■ What you need to do: Write out all the entries word for word, but skip any images.

_ _ _ _

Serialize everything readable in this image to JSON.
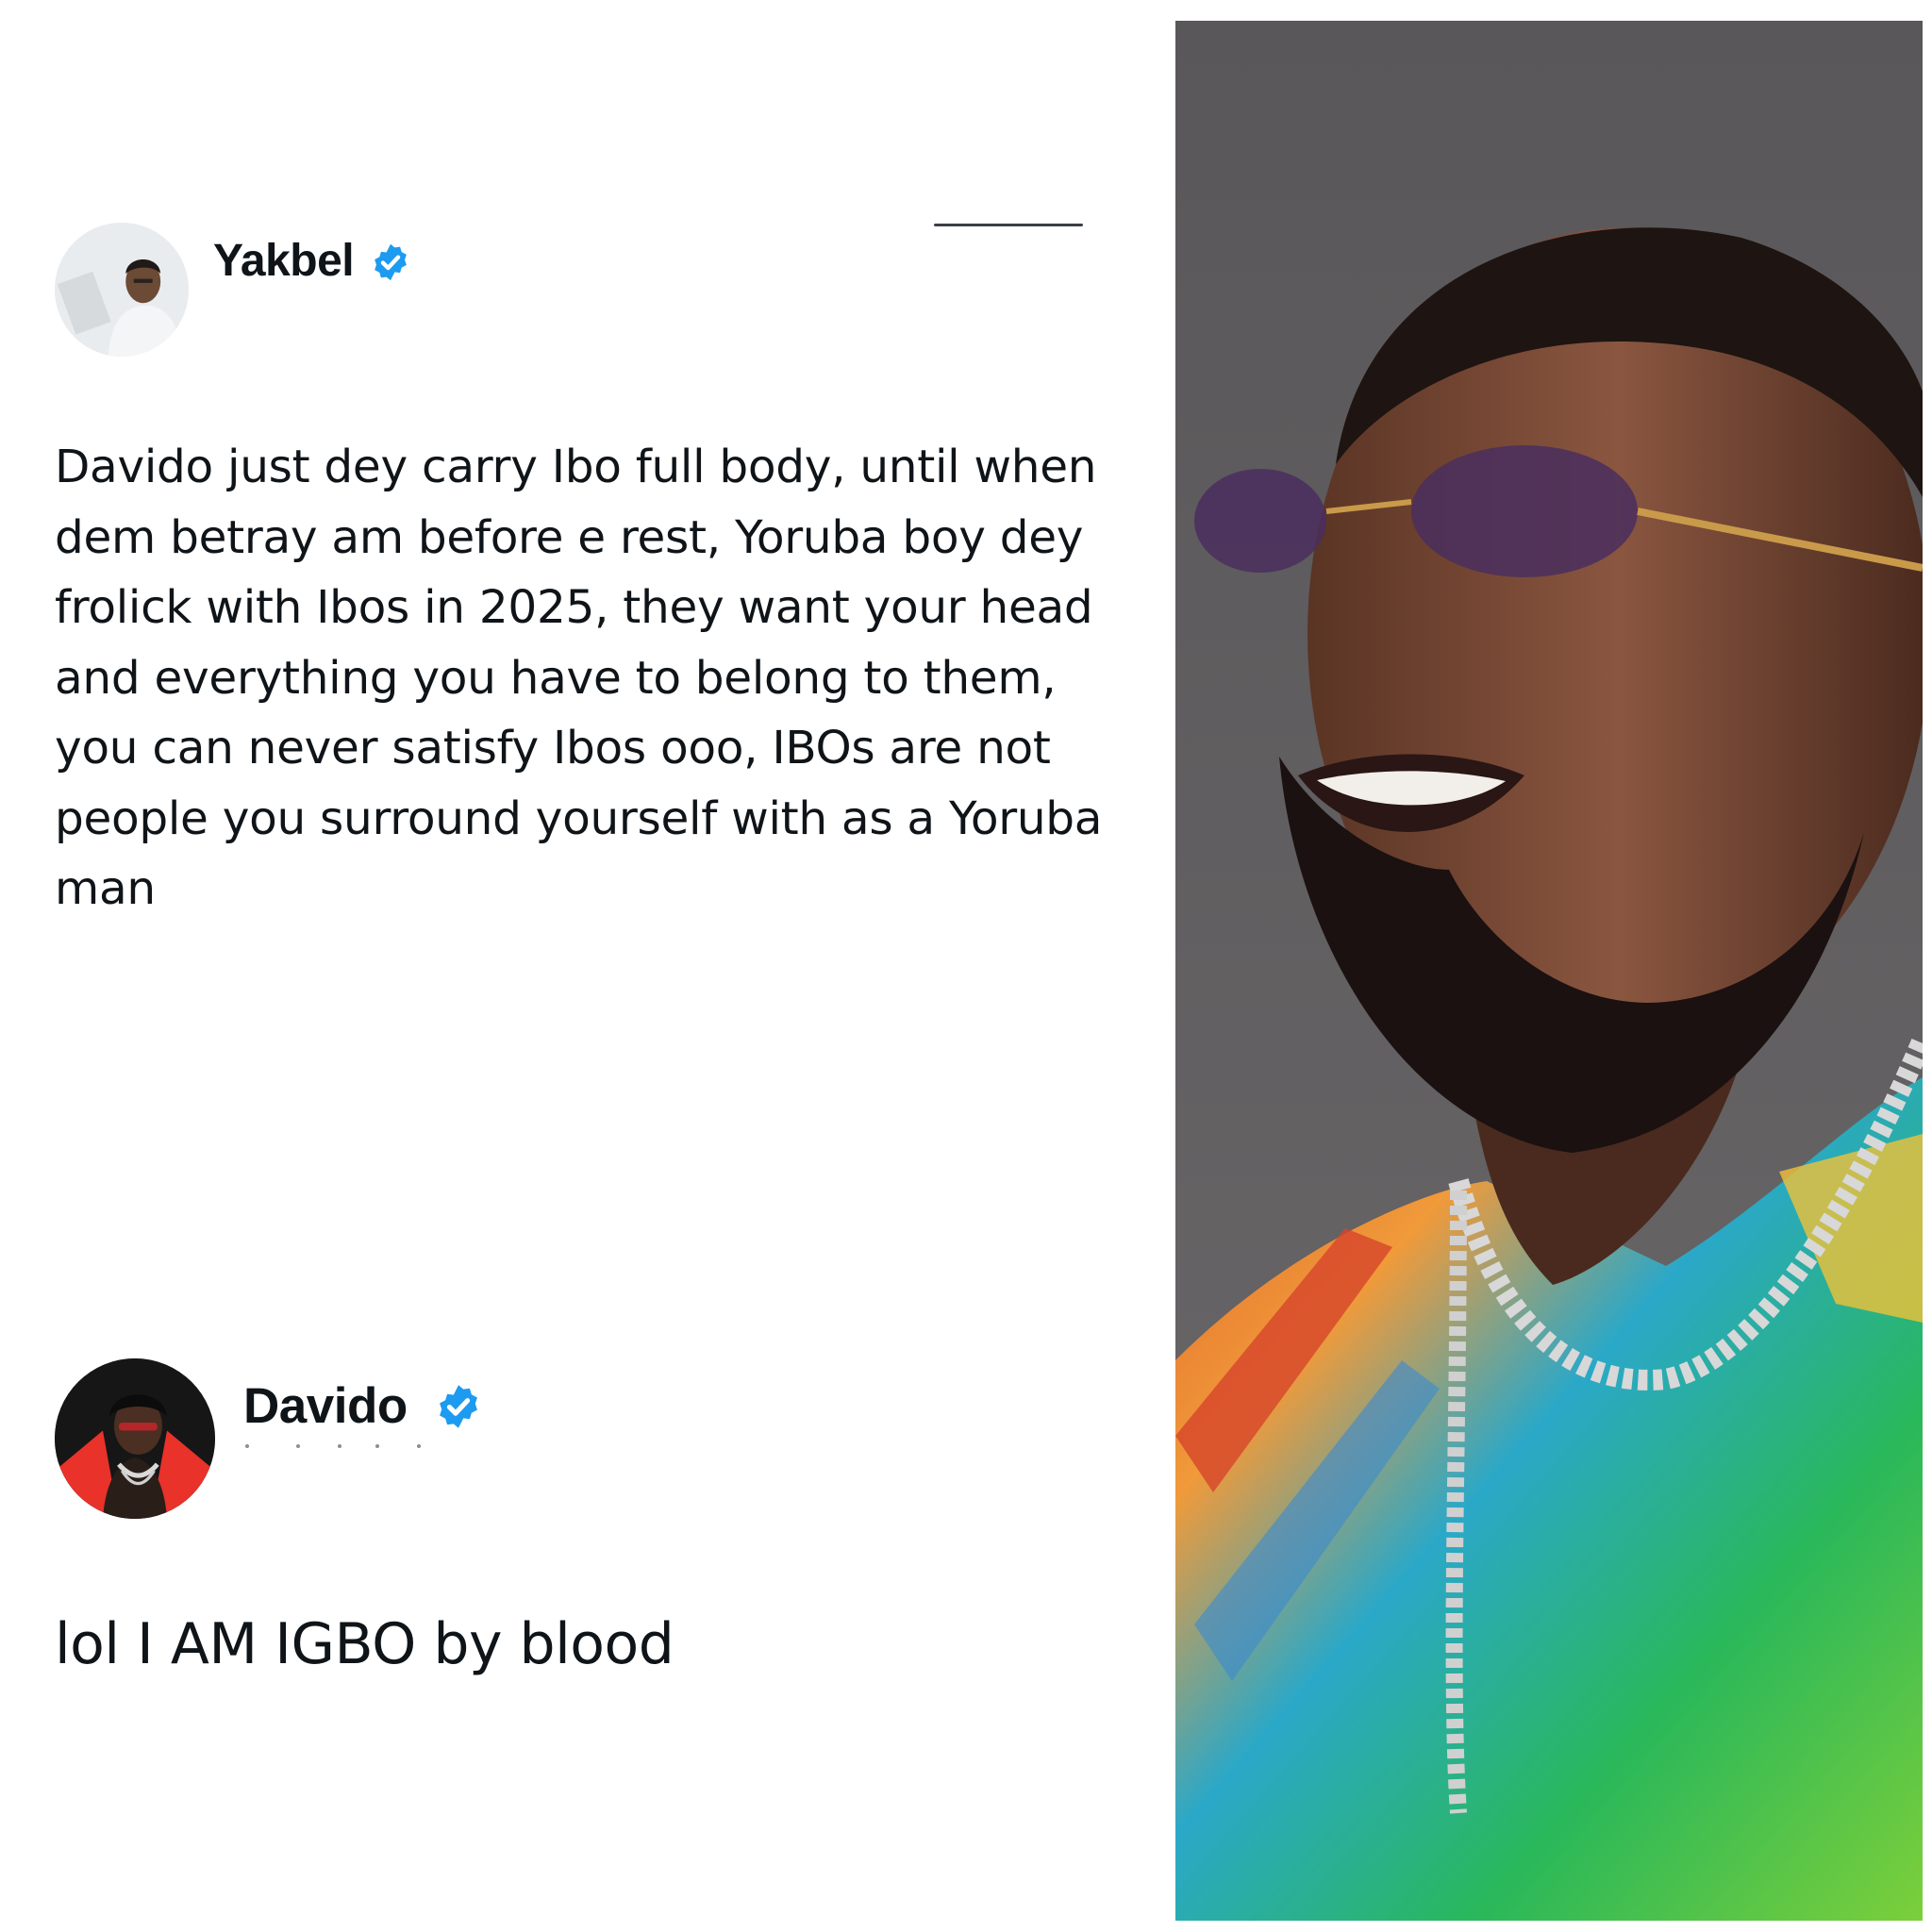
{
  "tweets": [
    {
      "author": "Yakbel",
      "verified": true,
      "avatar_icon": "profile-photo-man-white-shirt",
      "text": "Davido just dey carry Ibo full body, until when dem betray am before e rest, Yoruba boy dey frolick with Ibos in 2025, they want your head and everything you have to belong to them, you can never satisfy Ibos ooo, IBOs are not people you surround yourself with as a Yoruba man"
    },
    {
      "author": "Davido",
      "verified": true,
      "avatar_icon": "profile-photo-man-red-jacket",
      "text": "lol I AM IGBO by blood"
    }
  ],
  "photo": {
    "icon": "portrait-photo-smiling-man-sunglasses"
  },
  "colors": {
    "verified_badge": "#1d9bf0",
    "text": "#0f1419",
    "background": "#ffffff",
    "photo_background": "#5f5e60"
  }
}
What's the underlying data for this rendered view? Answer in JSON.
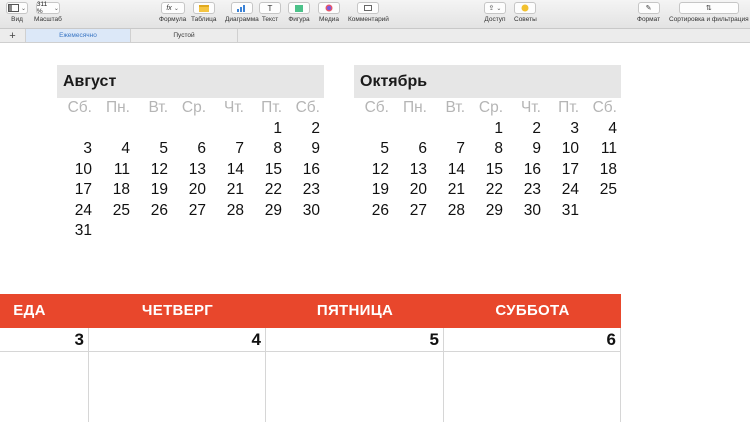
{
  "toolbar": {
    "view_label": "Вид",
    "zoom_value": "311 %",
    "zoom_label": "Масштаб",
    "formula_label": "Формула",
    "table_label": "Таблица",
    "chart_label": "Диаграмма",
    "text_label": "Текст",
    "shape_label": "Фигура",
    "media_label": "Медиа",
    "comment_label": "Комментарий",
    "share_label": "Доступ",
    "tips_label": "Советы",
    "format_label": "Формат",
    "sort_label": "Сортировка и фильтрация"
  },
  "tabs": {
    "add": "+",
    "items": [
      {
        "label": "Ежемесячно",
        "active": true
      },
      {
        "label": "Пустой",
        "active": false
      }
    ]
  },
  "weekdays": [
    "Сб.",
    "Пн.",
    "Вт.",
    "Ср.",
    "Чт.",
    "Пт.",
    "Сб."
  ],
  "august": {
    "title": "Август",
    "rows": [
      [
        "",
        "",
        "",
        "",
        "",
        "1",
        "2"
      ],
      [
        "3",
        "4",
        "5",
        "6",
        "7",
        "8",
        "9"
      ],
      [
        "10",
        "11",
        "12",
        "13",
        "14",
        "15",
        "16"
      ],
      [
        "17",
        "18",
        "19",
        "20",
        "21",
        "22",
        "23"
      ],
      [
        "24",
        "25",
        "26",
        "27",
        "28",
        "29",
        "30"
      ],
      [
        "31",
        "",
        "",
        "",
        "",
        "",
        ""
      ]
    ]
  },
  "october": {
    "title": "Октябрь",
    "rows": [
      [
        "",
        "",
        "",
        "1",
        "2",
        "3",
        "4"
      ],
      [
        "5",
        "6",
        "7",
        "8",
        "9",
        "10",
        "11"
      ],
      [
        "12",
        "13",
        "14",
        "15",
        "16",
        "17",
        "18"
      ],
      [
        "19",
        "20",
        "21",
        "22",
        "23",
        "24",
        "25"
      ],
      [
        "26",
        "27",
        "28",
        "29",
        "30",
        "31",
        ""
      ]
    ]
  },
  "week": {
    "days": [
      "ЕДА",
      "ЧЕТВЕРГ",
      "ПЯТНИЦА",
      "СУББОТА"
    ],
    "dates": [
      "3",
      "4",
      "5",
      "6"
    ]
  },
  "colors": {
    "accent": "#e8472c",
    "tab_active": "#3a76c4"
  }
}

_ _ _ _

■ Expected output:
Serialize everything readable in this image to JSON.
{
  "tweets": [
    {
      "author": "Yakbel",
      "verified": true,
      "avatar_icon": "profile-photo-man-white-shirt",
      "text": "Davido just dey carry Ibo full body, until when dem betray am before e rest, Yoruba boy dey frolick with Ibos in 2025, they want your head and everything you have to belong to them, you can never satisfy Ibos ooo, IBOs are not people you surround yourself with as a Yoruba man"
    },
    {
      "author": "Davido",
      "verified": true,
      "avatar_icon": "profile-photo-man-red-jacket",
      "text": "lol I AM IGBO by blood"
    }
  ],
  "photo": {
    "icon": "portrait-photo-smiling-man-sunglasses"
  },
  "colors": {
    "verified_badge": "#1d9bf0",
    "text": "#0f1419",
    "background": "#ffffff",
    "photo_background": "#5f5e60"
  }
}
What's the underlying data for this rendered view? Answer in JSON.
{
  "toolbar": {
    "view_label": "Вид",
    "zoom_value": "311 %",
    "zoom_label": "Масштаб",
    "formula_label": "Формула",
    "table_label": "Таблица",
    "chart_label": "Диаграмма",
    "text_label": "Текст",
    "shape_label": "Фигура",
    "media_label": "Медиа",
    "comment_label": "Комментарий",
    "share_label": "Доступ",
    "tips_label": "Советы",
    "format_label": "Формат",
    "sort_label": "Сортировка и фильтрация"
  },
  "tabs": {
    "add": "+",
    "items": [
      {
        "label": "Ежемесячно",
        "active": true
      },
      {
        "label": "Пустой",
        "active": false
      }
    ]
  },
  "weekdays": [
    "Сб.",
    "Пн.",
    "Вт.",
    "Ср.",
    "Чт.",
    "Пт.",
    "Сб."
  ],
  "august": {
    "title": "Август",
    "rows": [
      [
        "",
        "",
        "",
        "",
        "",
        "1",
        "2"
      ],
      [
        "3",
        "4",
        "5",
        "6",
        "7",
        "8",
        "9"
      ],
      [
        "10",
        "11",
        "12",
        "13",
        "14",
        "15",
        "16"
      ],
      [
        "17",
        "18",
        "19",
        "20",
        "21",
        "22",
        "23"
      ],
      [
        "24",
        "25",
        "26",
        "27",
        "28",
        "29",
        "30"
      ],
      [
        "31",
        "",
        "",
        "",
        "",
        "",
        ""
      ]
    ]
  },
  "october": {
    "title": "Октябрь",
    "rows": [
      [
        "",
        "",
        "",
        "1",
        "2",
        "3",
        "4"
      ],
      [
        "5",
        "6",
        "7",
        "8",
        "9",
        "10",
        "11"
      ],
      [
        "12",
        "13",
        "14",
        "15",
        "16",
        "17",
        "18"
      ],
      [
        "19",
        "20",
        "21",
        "22",
        "23",
        "24",
        "25"
      ],
      [
        "26",
        "27",
        "28",
        "29",
        "30",
        "31",
        ""
      ]
    ]
  },
  "week": {
    "days": [
      "ЕДА",
      "ЧЕТВЕРГ",
      "ПЯТНИЦА",
      "СУББОТА"
    ],
    "dates": [
      "3",
      "4",
      "5",
      "6"
    ]
  },
  "colors": {
    "accent": "#e8472c",
    "tab_active": "#3a76c4"
  }
}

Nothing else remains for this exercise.